▶ EXERCISE MATERIALS:
"""

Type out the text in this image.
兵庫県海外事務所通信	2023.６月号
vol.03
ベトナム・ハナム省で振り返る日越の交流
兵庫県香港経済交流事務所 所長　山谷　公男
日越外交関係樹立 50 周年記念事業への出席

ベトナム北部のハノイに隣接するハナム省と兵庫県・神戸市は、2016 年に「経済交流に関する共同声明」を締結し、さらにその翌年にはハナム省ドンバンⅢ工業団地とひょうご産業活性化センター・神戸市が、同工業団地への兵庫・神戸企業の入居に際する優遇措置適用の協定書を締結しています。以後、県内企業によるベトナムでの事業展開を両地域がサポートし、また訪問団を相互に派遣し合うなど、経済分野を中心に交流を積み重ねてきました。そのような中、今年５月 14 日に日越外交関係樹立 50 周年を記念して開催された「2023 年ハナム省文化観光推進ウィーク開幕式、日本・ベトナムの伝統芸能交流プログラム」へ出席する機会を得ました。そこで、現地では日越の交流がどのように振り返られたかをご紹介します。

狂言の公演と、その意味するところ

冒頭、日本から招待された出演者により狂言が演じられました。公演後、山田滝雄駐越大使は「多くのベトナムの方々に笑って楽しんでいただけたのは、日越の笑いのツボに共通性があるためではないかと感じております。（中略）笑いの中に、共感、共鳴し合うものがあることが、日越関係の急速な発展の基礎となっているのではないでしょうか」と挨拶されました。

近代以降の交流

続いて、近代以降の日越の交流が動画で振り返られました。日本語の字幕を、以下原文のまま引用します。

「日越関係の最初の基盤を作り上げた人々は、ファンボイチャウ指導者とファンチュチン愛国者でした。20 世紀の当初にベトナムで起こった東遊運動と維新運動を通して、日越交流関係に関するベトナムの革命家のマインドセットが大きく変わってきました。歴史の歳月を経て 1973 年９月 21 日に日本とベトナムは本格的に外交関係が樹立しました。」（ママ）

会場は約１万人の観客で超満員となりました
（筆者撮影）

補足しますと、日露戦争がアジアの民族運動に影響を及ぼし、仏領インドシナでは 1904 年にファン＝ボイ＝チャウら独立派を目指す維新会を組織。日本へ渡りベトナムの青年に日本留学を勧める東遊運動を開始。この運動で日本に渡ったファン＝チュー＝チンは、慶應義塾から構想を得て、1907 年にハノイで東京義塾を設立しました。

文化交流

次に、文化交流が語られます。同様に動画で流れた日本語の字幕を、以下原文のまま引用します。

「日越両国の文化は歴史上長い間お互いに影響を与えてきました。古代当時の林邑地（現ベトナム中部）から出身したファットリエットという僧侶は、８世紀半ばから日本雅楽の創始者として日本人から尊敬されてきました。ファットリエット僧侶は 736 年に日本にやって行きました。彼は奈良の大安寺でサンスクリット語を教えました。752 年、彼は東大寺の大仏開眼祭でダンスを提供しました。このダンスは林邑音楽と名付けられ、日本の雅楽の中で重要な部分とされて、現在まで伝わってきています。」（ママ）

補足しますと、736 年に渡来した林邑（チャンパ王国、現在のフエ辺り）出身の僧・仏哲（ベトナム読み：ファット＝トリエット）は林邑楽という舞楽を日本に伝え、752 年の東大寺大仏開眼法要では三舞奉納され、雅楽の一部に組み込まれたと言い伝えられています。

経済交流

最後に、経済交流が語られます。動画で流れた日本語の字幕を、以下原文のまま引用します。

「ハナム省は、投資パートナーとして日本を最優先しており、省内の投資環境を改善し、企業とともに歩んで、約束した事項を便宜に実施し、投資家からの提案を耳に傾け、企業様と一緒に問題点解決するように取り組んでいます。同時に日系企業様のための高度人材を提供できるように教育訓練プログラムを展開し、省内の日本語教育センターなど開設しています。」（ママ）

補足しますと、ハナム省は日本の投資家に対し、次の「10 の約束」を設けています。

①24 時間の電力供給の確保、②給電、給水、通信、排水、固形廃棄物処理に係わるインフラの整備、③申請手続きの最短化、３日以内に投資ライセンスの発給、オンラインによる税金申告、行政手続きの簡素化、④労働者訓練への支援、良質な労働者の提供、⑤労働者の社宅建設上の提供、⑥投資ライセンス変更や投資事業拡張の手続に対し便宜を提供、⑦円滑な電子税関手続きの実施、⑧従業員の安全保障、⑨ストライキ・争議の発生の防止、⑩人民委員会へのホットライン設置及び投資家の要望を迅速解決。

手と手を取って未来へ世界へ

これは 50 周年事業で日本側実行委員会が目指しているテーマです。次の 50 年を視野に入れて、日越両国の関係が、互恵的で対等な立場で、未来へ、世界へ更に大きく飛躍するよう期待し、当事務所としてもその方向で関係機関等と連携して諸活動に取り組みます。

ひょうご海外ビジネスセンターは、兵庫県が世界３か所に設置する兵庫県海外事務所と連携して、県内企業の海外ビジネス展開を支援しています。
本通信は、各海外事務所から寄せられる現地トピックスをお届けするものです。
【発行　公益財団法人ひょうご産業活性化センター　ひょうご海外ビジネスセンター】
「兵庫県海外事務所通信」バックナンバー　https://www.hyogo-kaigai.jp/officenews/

"""

▶ DIRECTIVE: Output all of the material, please, exactly as it stands.

▶ THE REPLY:
Type out the text in this image.
兵庫県海外事務所通信	2023.６月号
vol.03
ベトナム・ハナム省で振り返る日越の交流
兵庫県香港経済交流事務所 所長　山谷　公男
日越外交関係樹立 50 周年記念事業への出席

ベトナム北部のハノイに隣接するハナム省と兵庫県・神戸市は、2016 年に「経済交流に関する共同声明」を締結し、さらにその翌年にはハナム省ドンバンⅢ工業団地とひょうご産業活性化センター・神戸市が、同工業団地への兵庫・神戸企業の入居に際する優遇措置適用の協定書を締結しています。以後、県内企業によるベトナムでの事業展開を両地域がサポートし、また訪問団を相互に派遣し合うなど、経済分野を中心に交流を積み重ねてきました。そのような中、今年５月 14 日に日越外交関係樹立 50 周年を記念して開催された「2023 年ハナム省文化観光推進ウィーク開幕式、日本・ベトナムの伝統芸能交流プログラム」へ出席する機会を得ました。そこで、現地では日越の交流がどのように振り返られたかをご紹介します。

狂言の公演と、その意味するところ

冒頭、日本から招待された出演者により狂言が演じられました。公演後、山田滝雄駐越大使は「多くのベトナムの方々に笑って楽しんでいただけたのは、日越の笑いのツボに共通性があるためではないかと感じております。（中略）笑いの中に、共感、共鳴し合うものがあることが、日越関係の急速な発展の基礎となっているのではないでしょうか」と挨拶されました。

近代以降の交流

続いて、近代以降の日越の交流が動画で振り返られました。日本語の字幕を、以下原文のまま引用します。

「日越関係の最初の基盤を作り上げた人々は、ファンボイチャウ指導者とファンチュチン愛国者でした。20 世紀の当初にベトナムで起こった東遊運動と維新運動を通して、日越交流関係に関するベトナムの革命家のマインドセットが大きく変わってきました。歴史の歳月を経て 1973 年９月 21 日に日本とベトナムは本格的に外交関係が樹立しました。」（ママ）

会場は約１万人の観客で超満員となりました
（筆者撮影）

補足しますと、日露戦争がアジアの民族運動に影響を及ぼし、仏領インドシナでは 1904 年にファン＝ボイ＝チャウら独立派を目指す維新会を組織。日本へ渡りベトナムの青年に日本留学を勧める東遊運動を開始。この運動で日本に渡ったファン＝チュー＝チンは、慶應義塾から構想を得て、1907 年にハノイで東京義塾を設立しました。

文化交流

次に、文化交流が語られます。同様に動画で流れた日本語の字幕を、以下原文のまま引用します。

「日越両国の文化は歴史上長い間お互いに影響を与えてきました。古代当時の林邑地（現ベトナム中部）から出身したファットリエットという僧侶は、８世紀半ばから日本雅楽の創始者として日本人から尊敬されてきました。ファットリエット僧侶は 736 年に日本にやって行きました。彼は奈良の大安寺でサンスクリット語を教えました。752 年、彼は東大寺の大仏開眼祭でダンスを提供しました。このダンスは林邑音楽と名付けられ、日本の雅楽の中で重要な部分とされて、現在まで伝わってきています。」（ママ）

補足しますと、736 年に渡来した林邑（チャンパ王国、現在のフエ辺り）出身の僧・仏哲（ベトナム読み：ファット＝トリエット）は林邑楽という舞楽を日本に伝え、752 年の東大寺大仏開眼法要では三舞奉納され、雅楽の一部に組み込まれたと言い伝えられています。

経済交流

最後に、経済交流が語られます。動画で流れた日本語の字幕を、以下原文のまま引用します。

「ハナム省は、投資パートナーとして日本を最優先しており、省内の投資環境を改善し、企業とともに歩んで、約束した事項を便宜に実施し、投資家からの提案を耳に傾け、企業様と一緒に問題点解決するように取り組んでいます。同時に日系企業様のための高度人材を提供できるように教育訓練プログラムを展開し、省内の日本語教育センターなど開設しています。」（ママ）

補足しますと、ハナム省は日本の投資家に対し、次の「10 の約束」を設けています。

①24 時間の電力供給の確保、②給電、給水、通信、排水、固形廃棄物処理に係わるインフラの整備、③申請手続きの最短化、３日以内に投資ライセンスの発給、オンラインによる税金申告、行政手続きの簡素化、④労働者訓練への支援、良質な労働者の提供、⑤労働者の社宅建設上の提供、⑥投資ライセンス変更や投資事業拡張の手続に対し便宜を提供、⑦円滑な電子税関手続きの実施、⑧従業員の安全保障、⑨ストライキ・争議の発生の防止、⑩人民委員会へのホットライン設置及び投資家の要望を迅速解決。

手と手を取って未来へ世界へ

これは 50 周年事業で日本側実行委員会が目指しているテーマです。次の 50 年を視野に入れて、日越両国の関係が、互恵的で対等な立場で、未来へ、世界へ更に大きく飛躍するよう期待し、当事務所としてもその方向で関係機関等と連携して諸活動に取り組みます。

ひょうご海外ビジネスセンターは、兵庫県が世界３か所に設置する兵庫県海外事務所と連携して、県内企業の海外ビジネス展開を支援しています。
本通信は、各海外事務所から寄せられる現地トピックスをお届けするものです。
【発行　公益財団法人ひょうご産業活性化センター　ひょうご海外ビジネスセンター】
「兵庫県海外事務所通信」バックナンバー　https://www.hyogo-kaigai.jp/officenews/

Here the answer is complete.